─── Records provided
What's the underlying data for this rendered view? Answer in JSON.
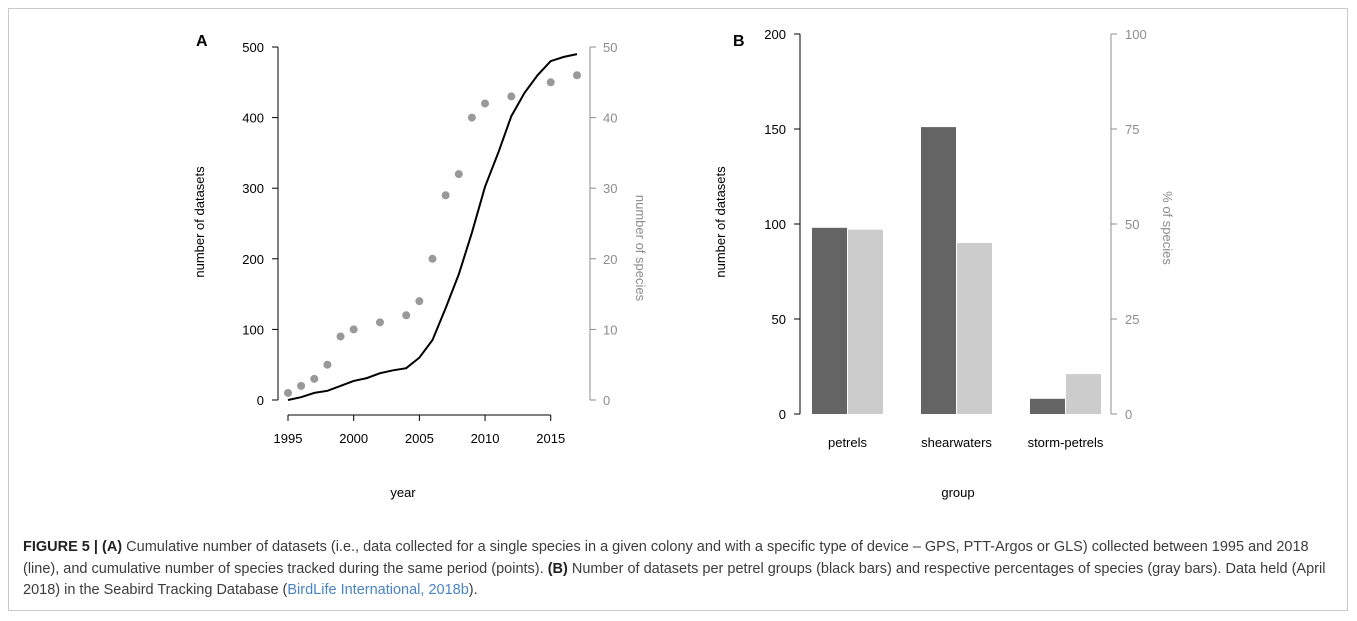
{
  "chart_data": [
    {
      "panel": "A",
      "type": "line",
      "xlabel": "year",
      "ylabel": "number of datasets",
      "y2label": "number of species",
      "xlim": [
        1995,
        2017
      ],
      "ylim": [
        0,
        500
      ],
      "y2lim": [
        0,
        50
      ],
      "xticks": [
        1995,
        2000,
        2005,
        2010,
        2015
      ],
      "yticks": [
        0,
        100,
        200,
        300,
        400,
        500
      ],
      "y2ticks": [
        0,
        10,
        20,
        30,
        40,
        50
      ],
      "grid": false,
      "line": {
        "color": "#000000",
        "x": [
          1995,
          1996,
          1997,
          1998,
          1999,
          2000,
          2001,
          2002,
          2003,
          2004,
          2005,
          2006,
          2007,
          2008,
          2009,
          2010,
          2011,
          2012,
          2013,
          2014,
          2015,
          2016,
          2017
        ],
        "y": [
          0,
          4,
          10,
          13,
          20,
          27,
          31,
          38,
          42,
          45,
          60,
          85,
          130,
          178,
          237,
          302,
          350,
          402,
          435,
          460,
          480,
          486,
          490
        ]
      },
      "points": {
        "color": "#999999",
        "x": [
          1995,
          1996,
          1997,
          1998,
          1999,
          2000,
          2002,
          2004,
          2005,
          2006,
          2007,
          2008,
          2009,
          2010,
          2012,
          2015,
          2017
        ],
        "y": [
          1,
          2,
          3,
          5,
          9,
          10,
          11,
          12,
          14,
          20,
          29,
          32,
          40,
          42,
          43,
          45,
          46
        ]
      }
    },
    {
      "panel": "B",
      "type": "bar",
      "xlabel": "group",
      "ylabel": "number of datasets",
      "y2label": "% of species",
      "categories": [
        "petrels",
        "shearwaters",
        "storm-petrels"
      ],
      "ylim": [
        0,
        200
      ],
      "y2lim": [
        0,
        100
      ],
      "yticks": [
        0,
        50,
        100,
        150,
        200
      ],
      "y2ticks": [
        0,
        25,
        50,
        75,
        100
      ],
      "grid": false,
      "series": [
        {
          "axis": "left",
          "color": "#646464",
          "values": [
            98,
            151,
            8
          ]
        },
        {
          "axis": "right",
          "color": "#cccccc",
          "values": [
            48.5,
            45,
            10.5
          ]
        }
      ]
    }
  ],
  "caption": {
    "label": "FIGURE 5 | ",
    "a_marker": "(A)",
    "a_text": " Cumulative number of datasets (i.e., data collected for a single species in a given colony and with a specific type of device – GPS, PTT-Argos or GLS) collected between 1995 and 2018 (line), and cumulative number of species tracked during the same period (points). ",
    "b_marker": "(B)",
    "b_text": " Number of datasets per petrel groups (black bars) and respective percentages of species (gray bars). Data held (April 2018) in the Seabird Tracking Database (",
    "link_text": "BirdLife International, 2018b",
    "end_text": ")."
  }
}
──────
### Set exercise
Print each entry shown above with exact wording and no pictures.

### Task response
What's the underlying data for this rendered view? Answer in JSON.
{
  "chart_data": [
    {
      "panel": "A",
      "type": "line",
      "xlabel": "year",
      "ylabel": "number of datasets",
      "y2label": "number of species",
      "xlim": [
        1995,
        2017
      ],
      "ylim": [
        0,
        500
      ],
      "y2lim": [
        0,
        50
      ],
      "xticks": [
        1995,
        2000,
        2005,
        2010,
        2015
      ],
      "yticks": [
        0,
        100,
        200,
        300,
        400,
        500
      ],
      "y2ticks": [
        0,
        10,
        20,
        30,
        40,
        50
      ],
      "grid": false,
      "line": {
        "color": "#000000",
        "x": [
          1995,
          1996,
          1997,
          1998,
          1999,
          2000,
          2001,
          2002,
          2003,
          2004,
          2005,
          2006,
          2007,
          2008,
          2009,
          2010,
          2011,
          2012,
          2013,
          2014,
          2015,
          2016,
          2017
        ],
        "y": [
          0,
          4,
          10,
          13,
          20,
          27,
          31,
          38,
          42,
          45,
          60,
          85,
          130,
          178,
          237,
          302,
          350,
          402,
          435,
          460,
          480,
          486,
          490
        ]
      },
      "points": {
        "color": "#999999",
        "x": [
          1995,
          1996,
          1997,
          1998,
          1999,
          2000,
          2002,
          2004,
          2005,
          2006,
          2007,
          2008,
          2009,
          2010,
          2012,
          2015,
          2017
        ],
        "y": [
          1,
          2,
          3,
          5,
          9,
          10,
          11,
          12,
          14,
          20,
          29,
          32,
          40,
          42,
          43,
          45,
          46
        ]
      }
    },
    {
      "panel": "B",
      "type": "bar",
      "xlabel": "group",
      "ylabel": "number of datasets",
      "y2label": "% of species",
      "categories": [
        "petrels",
        "shearwaters",
        "storm-petrels"
      ],
      "ylim": [
        0,
        200
      ],
      "y2lim": [
        0,
        100
      ],
      "yticks": [
        0,
        50,
        100,
        150,
        200
      ],
      "y2ticks": [
        0,
        25,
        50,
        75,
        100
      ],
      "grid": false,
      "series": [
        {
          "axis": "left",
          "color": "#646464",
          "values": [
            98,
            151,
            8
          ]
        },
        {
          "axis": "right",
          "color": "#cccccc",
          "values": [
            48.5,
            45,
            10.5
          ]
        }
      ]
    }
  ],
  "caption": {
    "label": "FIGURE 5 | ",
    "a_marker": "(A)",
    "a_text": " Cumulative number of datasets (i.e., data collected for a single species in a given colony and with a specific type of device – GPS, PTT-Argos or GLS) collected between 1995 and 2018 (line), and cumulative number of species tracked during the same period (points). ",
    "b_marker": "(B)",
    "b_text": " Number of datasets per petrel groups (black bars) and respective percentages of species (gray bars). Data held (April 2018) in the Seabird Tracking Database (",
    "link_text": "BirdLife International, 2018b",
    "end_text": ")."
  }
}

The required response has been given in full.